> _Goal of the exercise_
Each record below should be repeated precisely as written.

> _Input material_
○ ○ ○ ○

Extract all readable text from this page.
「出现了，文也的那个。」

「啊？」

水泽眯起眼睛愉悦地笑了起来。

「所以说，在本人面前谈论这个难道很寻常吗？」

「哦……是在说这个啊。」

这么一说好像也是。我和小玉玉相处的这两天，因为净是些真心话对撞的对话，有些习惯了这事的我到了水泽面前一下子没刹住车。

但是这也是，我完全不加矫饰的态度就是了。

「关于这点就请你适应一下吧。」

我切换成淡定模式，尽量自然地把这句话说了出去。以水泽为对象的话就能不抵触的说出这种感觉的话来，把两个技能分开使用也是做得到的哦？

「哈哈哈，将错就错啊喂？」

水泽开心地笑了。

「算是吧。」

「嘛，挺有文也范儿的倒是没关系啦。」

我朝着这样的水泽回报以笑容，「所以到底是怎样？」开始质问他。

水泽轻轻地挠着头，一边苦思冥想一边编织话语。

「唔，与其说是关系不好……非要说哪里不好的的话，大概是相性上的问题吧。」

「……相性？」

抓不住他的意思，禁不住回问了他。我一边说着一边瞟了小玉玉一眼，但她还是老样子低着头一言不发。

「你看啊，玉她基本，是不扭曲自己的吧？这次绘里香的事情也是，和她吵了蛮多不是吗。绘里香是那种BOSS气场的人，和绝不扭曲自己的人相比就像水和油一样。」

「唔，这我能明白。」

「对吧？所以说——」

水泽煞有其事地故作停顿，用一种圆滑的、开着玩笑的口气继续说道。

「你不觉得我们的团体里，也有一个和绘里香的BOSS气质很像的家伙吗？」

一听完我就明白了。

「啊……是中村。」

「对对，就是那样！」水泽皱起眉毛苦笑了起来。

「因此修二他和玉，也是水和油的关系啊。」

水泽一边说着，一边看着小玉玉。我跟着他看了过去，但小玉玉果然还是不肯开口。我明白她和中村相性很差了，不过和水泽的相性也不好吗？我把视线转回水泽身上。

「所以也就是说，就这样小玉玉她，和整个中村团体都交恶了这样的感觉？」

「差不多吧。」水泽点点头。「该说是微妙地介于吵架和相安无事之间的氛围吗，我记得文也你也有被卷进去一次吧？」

○ ○ ○ ○

> _Result of this task_
Extract all readable text from this page.
「出现了，文也的那个。」

「啊？」

水泽眯起眼睛愉悦地笑了起来。

「所以说，在本人面前谈论这个难道很寻常吗？」

「哦……是在说这个啊。」

这么一说好像也是。我和小玉玉相处的这两天，因为净是些真心话对撞的对话，有些习惯了这事的我到了水泽面前一下子没刹住车。

但是这也是，我完全不加矫饰的态度就是了。

「关于这点就请你适应一下吧。」

我切换成淡定模式，尽量自然地把这句话说了出去。以水泽为对象的话就能不抵触的说出这种感觉的话来，把两个技能分开使用也是做得到的哦？

「哈哈哈，将错就错啊喂？」

水泽开心地笑了。

「算是吧。」

「嘛，挺有文也范儿的倒是没关系啦。」

我朝着这样的水泽回报以笑容，「所以到底是怎样？」开始质问他。

水泽轻轻地挠着头，一边苦思冥想一边编织话语。

「唔，与其说是关系不好……非要说哪里不好的的话，大概是相性上的问题吧。」

「……相性？」

抓不住他的意思，禁不住回问了他。我一边说着一边瞟了小玉玉一眼，但她还是老样子低着头一言不发。

「你看啊，玉她基本，是不扭曲自己的吧？这次绘里香的事情也是，和她吵了蛮多不是吗。绘里香是那种BOSS气场的人，和绝不扭曲自己的人相比就像水和油一样。」

「唔，这我能明白。」

「对吧？所以说——」

水泽煞有其事地故作停顿，用一种圆滑的、开着玩笑的口气继续说道。

「你不觉得我们的团体里，也有一个和绘里香的BOSS气质很像的家伙吗？」

一听完我就明白了。

「啊……是中村。」

「对对，就是那样！」水泽皱起眉毛苦笑了起来。

「因此修二他和玉，也是水和油的关系啊。」

水泽一边说着，一边看着小玉玉。我跟着他看了过去，但小玉玉果然还是不肯开口。我明白她和中村相性很差了，不过和水泽的相性也不好吗？我把视线转回水泽身上。

「所以也就是说，就这样小玉玉她，和整个中村团体都交恶了这样的感觉？」

「差不多吧。」水泽点点头。「该说是微妙地介于吵架和相安无事之间的氛围吗，我记得文也你也有被卷进去一次吧？」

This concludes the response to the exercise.